- Entries shown

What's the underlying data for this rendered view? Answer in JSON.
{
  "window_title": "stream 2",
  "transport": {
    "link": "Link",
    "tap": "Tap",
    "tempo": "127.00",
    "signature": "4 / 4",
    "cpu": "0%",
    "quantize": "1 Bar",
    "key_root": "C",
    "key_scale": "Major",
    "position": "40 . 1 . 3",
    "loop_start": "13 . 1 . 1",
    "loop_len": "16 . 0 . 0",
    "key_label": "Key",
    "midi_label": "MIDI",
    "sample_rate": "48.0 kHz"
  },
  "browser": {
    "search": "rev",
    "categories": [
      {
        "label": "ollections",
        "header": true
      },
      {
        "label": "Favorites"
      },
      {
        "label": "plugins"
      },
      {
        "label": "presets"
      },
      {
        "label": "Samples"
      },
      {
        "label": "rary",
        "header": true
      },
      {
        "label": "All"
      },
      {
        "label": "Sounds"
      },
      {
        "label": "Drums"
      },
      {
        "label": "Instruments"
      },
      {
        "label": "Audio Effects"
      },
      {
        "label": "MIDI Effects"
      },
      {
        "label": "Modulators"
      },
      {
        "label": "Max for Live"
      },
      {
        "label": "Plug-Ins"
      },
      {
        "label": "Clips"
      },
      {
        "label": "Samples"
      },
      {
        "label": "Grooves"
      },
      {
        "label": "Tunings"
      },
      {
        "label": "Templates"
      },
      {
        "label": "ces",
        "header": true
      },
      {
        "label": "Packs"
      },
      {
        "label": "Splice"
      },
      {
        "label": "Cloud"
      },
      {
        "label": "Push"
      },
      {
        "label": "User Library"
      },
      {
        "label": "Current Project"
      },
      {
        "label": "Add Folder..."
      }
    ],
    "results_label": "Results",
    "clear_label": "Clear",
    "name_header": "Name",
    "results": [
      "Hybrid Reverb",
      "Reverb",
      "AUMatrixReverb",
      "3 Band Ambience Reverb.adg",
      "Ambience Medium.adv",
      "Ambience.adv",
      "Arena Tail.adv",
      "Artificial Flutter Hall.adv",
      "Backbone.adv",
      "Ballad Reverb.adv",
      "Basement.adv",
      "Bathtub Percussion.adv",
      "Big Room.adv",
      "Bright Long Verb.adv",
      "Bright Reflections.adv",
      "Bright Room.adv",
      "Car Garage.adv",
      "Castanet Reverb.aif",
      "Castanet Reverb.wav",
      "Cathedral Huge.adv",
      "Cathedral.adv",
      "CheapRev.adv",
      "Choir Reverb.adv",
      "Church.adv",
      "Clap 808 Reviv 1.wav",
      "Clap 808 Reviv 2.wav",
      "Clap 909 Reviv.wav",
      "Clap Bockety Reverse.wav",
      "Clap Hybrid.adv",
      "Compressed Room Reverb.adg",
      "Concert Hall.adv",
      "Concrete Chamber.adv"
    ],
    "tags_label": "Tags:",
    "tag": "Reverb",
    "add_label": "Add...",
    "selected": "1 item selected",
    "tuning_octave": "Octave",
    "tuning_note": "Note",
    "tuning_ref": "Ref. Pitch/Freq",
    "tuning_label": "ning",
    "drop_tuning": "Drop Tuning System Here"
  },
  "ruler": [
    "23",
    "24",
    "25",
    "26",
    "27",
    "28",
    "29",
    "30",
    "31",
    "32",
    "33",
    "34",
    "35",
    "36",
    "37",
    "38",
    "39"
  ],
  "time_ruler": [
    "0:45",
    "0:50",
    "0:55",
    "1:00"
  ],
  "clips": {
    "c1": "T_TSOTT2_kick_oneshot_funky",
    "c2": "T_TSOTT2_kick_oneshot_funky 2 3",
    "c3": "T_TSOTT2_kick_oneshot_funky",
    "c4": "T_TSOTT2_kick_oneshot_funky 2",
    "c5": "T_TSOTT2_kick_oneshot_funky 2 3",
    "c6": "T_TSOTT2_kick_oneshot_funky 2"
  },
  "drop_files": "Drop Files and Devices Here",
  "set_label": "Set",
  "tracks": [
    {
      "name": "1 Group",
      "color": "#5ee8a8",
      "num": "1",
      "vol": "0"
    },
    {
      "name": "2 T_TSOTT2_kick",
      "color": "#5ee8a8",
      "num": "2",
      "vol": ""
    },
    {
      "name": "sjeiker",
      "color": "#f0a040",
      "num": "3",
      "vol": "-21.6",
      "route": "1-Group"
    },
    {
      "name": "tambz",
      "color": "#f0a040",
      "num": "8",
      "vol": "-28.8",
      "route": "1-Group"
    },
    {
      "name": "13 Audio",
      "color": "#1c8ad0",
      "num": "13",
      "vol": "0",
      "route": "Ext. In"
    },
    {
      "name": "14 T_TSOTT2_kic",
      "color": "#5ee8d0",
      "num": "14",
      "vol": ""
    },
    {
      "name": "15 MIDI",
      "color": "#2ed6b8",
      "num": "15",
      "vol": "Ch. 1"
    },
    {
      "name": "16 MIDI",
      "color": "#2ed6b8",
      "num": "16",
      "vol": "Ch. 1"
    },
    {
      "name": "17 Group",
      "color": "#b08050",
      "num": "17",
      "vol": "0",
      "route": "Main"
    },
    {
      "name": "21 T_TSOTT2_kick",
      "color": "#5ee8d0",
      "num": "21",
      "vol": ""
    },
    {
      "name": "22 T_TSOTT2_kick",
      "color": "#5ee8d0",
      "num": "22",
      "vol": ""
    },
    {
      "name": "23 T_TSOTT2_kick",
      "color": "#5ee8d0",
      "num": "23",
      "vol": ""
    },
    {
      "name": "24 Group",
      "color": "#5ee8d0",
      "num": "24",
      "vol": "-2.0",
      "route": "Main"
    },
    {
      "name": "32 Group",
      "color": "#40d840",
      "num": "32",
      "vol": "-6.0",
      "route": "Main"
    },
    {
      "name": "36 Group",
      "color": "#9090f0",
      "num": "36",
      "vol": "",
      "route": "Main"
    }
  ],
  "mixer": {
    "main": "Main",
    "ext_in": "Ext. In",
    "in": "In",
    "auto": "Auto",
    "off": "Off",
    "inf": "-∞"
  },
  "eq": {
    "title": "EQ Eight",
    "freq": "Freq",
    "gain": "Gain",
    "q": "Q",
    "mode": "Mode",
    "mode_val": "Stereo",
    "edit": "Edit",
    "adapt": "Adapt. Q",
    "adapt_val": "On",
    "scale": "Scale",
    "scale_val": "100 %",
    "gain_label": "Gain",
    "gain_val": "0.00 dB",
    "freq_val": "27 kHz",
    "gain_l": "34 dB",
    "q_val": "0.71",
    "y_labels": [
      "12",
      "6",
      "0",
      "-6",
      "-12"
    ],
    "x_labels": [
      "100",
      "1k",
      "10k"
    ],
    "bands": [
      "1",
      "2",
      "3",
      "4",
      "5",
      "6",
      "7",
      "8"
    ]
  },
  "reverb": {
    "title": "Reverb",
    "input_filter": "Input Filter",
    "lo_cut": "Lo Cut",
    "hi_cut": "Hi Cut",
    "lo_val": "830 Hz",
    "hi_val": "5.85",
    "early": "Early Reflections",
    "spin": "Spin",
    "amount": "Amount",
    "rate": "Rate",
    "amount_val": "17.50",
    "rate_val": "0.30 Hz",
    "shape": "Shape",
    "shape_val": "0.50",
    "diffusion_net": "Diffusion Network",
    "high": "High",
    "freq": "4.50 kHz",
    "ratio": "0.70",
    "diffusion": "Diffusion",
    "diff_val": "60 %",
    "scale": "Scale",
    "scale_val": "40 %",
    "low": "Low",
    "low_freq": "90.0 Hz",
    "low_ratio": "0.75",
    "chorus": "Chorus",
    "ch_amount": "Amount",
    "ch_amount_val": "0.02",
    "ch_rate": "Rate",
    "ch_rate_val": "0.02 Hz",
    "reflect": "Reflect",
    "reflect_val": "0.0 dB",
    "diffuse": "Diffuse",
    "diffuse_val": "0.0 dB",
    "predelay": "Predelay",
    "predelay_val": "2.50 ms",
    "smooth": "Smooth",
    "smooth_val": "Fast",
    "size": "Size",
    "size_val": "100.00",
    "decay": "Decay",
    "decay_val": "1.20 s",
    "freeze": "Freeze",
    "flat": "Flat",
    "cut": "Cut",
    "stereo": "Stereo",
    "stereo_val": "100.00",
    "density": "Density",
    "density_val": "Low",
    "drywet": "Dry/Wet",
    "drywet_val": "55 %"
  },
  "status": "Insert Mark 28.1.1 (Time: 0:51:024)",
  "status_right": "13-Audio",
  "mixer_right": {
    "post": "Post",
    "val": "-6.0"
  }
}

- Request
Find every line of the data that holds the string "Reflections", then say how many there are and nothing else.

- Task answer
2